*TASK TO CARRY OUT:* Repeat word for word the part of the passage on bed placement that opens with the words containing "The ancient art/science" and closes with "far so good.".

It unnerves and unsettles him, while for me it is an exhilarating exploration of space and energy that simply makes me happy. The year of settling in to the new addition and the very much altered space of the old house has been tough on him, and a delightful, three dimensional puzzle for me, as I find just the right place for the city pieces that have ended up here with us at the dead end of a long peninsular that holds back the Atlantic to the east the St. George River and a great bay to the west.

The ancient art/science of feng shi has a multitude of dictates regarding situating ones bed, most of which have been disregarded. We are head to the east, feet to the west, which isn’t make or brake it, but unfortunately the foot of the bed has ended up directly facing the door in what is known as the “coffin position.”

Feet first, it turns out, is neither the preferred way to enter this world or leave it. This huge feng shi deficit can be mitigated by placing a solid piece of furniture — a book shelf in our case — at the foot of the bed, which has been dutifully done. Apparently this will keep us from being swept out of bed in the night by energy coursing out the door and down the stairs. So far so good.

*DATA EXCERPTS:*
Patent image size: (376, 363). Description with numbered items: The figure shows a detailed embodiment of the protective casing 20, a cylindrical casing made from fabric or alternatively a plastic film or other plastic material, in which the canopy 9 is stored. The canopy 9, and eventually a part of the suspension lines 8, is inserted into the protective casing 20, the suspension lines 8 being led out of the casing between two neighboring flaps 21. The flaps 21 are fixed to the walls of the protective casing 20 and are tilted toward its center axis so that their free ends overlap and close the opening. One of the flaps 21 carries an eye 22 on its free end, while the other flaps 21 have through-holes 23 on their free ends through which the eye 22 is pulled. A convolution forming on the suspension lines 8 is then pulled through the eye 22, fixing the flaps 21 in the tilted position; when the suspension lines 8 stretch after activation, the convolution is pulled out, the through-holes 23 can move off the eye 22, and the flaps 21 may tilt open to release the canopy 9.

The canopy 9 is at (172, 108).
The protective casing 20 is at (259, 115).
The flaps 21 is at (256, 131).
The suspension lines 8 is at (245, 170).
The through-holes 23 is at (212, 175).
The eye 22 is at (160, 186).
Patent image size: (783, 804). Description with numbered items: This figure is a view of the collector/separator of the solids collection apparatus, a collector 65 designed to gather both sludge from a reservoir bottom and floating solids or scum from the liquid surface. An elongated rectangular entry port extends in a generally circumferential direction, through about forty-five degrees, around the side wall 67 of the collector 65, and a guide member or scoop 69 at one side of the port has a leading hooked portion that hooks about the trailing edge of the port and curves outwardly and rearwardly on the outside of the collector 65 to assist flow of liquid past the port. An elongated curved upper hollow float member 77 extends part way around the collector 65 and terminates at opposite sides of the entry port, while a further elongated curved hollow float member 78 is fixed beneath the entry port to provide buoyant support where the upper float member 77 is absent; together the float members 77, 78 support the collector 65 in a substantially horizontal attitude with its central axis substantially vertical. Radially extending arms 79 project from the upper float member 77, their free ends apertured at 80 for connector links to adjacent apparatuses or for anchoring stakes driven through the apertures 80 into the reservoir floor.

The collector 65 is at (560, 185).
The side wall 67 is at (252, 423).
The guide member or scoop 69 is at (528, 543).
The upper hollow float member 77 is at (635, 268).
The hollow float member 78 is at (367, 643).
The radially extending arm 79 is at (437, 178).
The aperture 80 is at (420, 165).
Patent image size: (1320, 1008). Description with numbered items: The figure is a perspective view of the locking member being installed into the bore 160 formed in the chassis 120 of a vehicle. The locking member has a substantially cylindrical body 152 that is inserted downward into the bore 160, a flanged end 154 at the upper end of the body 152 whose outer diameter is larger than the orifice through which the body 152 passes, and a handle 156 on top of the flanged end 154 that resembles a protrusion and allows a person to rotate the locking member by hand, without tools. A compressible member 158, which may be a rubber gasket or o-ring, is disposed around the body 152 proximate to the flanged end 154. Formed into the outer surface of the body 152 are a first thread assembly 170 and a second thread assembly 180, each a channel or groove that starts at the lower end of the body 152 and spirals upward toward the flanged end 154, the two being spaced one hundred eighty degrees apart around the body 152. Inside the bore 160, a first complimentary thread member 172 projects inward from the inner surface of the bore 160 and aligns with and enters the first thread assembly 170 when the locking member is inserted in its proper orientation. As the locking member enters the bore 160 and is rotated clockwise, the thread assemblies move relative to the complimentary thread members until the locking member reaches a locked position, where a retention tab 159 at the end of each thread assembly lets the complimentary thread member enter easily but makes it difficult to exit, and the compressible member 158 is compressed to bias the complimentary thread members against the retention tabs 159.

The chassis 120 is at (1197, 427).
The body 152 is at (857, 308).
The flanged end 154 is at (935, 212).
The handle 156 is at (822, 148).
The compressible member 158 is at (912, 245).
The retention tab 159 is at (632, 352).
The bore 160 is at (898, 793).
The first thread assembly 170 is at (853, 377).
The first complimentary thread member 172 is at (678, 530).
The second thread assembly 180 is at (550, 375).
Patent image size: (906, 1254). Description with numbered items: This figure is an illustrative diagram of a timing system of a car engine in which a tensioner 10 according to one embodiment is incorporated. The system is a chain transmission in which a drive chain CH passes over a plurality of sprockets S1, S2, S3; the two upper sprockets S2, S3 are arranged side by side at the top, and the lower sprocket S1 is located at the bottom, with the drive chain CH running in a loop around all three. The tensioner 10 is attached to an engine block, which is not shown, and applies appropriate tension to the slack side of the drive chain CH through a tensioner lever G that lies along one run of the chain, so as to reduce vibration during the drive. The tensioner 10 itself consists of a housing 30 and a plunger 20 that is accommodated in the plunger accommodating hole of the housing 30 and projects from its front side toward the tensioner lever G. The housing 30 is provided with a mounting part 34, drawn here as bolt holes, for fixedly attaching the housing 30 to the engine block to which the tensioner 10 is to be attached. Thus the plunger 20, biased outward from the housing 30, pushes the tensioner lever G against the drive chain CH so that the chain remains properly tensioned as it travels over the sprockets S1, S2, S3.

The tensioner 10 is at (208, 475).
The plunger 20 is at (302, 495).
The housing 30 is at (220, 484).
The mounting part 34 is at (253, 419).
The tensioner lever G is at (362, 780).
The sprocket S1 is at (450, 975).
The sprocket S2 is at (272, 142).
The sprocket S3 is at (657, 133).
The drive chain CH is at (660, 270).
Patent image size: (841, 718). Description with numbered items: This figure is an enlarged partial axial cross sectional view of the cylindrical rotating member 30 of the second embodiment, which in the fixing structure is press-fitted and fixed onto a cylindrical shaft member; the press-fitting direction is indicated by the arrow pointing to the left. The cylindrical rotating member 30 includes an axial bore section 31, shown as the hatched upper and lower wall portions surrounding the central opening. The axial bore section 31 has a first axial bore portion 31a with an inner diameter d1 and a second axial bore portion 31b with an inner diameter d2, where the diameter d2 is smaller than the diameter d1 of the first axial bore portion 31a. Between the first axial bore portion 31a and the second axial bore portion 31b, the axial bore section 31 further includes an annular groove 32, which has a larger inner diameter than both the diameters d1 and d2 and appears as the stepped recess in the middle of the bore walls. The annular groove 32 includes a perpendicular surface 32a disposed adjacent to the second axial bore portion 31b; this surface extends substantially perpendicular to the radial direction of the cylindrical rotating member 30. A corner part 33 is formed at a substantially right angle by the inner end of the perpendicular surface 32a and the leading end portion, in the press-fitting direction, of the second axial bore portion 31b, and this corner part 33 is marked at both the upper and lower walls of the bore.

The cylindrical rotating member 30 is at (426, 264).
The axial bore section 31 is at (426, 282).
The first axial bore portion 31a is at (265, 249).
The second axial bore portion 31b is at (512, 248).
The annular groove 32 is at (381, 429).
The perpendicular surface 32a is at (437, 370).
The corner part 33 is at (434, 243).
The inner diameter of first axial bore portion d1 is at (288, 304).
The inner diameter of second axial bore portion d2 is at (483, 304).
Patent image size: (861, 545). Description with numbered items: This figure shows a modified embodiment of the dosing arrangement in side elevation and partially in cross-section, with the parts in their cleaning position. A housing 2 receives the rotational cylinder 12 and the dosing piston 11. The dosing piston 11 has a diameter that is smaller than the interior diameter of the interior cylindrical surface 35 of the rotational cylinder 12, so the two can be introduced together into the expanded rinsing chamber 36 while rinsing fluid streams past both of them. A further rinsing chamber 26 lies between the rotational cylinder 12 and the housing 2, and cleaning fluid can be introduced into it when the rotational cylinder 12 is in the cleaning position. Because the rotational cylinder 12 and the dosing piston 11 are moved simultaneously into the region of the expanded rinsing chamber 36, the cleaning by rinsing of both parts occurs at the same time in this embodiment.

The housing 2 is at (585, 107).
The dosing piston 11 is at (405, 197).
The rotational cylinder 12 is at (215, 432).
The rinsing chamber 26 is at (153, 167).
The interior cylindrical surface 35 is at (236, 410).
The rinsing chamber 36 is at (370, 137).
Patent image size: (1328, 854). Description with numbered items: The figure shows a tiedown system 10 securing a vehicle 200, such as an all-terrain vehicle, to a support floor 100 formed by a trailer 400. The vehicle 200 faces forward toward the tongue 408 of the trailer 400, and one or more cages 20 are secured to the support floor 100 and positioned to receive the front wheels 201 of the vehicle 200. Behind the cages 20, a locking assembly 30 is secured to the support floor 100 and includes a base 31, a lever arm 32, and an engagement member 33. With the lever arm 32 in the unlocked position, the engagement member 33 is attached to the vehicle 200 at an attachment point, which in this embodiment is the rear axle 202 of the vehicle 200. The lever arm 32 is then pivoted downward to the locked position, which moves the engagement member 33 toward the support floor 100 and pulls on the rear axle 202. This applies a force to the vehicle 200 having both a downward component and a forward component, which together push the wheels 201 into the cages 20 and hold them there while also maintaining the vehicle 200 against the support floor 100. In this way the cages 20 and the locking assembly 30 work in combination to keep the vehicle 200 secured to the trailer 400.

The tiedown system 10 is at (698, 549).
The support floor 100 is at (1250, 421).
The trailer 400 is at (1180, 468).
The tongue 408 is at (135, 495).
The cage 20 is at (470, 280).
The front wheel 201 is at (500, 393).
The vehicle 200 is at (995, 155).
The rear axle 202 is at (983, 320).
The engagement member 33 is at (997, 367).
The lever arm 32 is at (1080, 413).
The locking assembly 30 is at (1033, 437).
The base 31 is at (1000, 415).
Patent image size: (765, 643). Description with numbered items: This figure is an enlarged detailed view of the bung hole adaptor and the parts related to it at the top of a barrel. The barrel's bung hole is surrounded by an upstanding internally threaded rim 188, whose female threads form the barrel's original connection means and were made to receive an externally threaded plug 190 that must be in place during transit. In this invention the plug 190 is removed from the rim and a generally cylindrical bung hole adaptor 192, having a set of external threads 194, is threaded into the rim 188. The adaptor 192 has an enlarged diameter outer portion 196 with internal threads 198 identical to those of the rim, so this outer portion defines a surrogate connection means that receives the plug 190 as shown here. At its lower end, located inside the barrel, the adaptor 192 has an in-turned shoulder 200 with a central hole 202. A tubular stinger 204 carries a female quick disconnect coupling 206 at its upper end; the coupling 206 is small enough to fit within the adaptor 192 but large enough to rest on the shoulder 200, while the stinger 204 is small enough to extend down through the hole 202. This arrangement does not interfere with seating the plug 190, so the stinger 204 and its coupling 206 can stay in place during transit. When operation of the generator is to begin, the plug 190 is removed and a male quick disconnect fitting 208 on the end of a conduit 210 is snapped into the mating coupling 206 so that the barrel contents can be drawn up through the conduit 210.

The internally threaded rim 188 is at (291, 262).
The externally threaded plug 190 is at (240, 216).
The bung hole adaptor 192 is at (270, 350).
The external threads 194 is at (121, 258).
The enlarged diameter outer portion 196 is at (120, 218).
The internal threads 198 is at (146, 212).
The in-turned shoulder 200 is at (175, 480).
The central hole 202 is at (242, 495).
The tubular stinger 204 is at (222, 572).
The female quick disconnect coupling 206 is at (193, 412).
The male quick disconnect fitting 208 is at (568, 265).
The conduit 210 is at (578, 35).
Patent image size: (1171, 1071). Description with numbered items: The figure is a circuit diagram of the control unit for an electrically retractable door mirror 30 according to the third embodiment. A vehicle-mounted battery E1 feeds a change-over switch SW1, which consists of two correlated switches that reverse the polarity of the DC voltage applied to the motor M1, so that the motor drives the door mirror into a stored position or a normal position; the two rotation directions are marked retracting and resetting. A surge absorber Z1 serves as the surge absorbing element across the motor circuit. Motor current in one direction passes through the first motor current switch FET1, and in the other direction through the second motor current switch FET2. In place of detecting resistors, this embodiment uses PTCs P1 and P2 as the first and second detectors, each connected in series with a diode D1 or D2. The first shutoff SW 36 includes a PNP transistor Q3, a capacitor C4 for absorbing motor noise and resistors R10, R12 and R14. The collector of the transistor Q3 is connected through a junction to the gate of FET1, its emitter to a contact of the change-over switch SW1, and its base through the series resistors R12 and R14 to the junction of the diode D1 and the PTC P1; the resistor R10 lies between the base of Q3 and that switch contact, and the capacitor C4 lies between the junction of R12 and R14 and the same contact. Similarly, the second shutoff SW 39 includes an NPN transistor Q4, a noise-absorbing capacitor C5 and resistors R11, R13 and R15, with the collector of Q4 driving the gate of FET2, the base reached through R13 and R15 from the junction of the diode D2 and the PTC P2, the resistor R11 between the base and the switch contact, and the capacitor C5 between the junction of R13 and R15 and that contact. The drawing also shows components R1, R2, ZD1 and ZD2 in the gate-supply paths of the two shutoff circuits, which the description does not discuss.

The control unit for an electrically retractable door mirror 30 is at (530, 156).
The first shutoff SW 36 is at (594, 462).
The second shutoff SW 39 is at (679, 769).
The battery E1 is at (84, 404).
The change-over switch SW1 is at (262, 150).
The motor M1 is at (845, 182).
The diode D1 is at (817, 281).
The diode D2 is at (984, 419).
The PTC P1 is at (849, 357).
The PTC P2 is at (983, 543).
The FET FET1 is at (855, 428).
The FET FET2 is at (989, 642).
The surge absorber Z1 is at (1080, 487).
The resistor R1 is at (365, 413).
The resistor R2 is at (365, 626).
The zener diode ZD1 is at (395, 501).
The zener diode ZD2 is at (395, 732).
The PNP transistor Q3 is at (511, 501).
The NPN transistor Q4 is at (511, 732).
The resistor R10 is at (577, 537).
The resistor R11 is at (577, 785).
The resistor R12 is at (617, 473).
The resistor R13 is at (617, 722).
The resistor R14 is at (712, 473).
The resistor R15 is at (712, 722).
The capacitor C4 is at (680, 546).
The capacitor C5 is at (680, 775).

*ANSWER TO THIS EXERCISE:*
The ancient art/science of feng shi has a multitude of dictates regarding situating ones bed, most of which have been disregarded. We are head to the east, feet to the west, which isn’t make or brake it, but unfortunately the foot of the bed has ended up directly facing the door in what is known as the “coffin position.”

Feet first, it turns out, is neither the preferred way to enter this world or leave it. This huge feng shi deficit can be mitigated by placing a solid piece of furniture — a book shelf in our case — at the foot of the bed, which has been dutifully done. Apparently this will keep us from being swept out of bed in the night by energy coursing out the door and down the stairs. So far so good.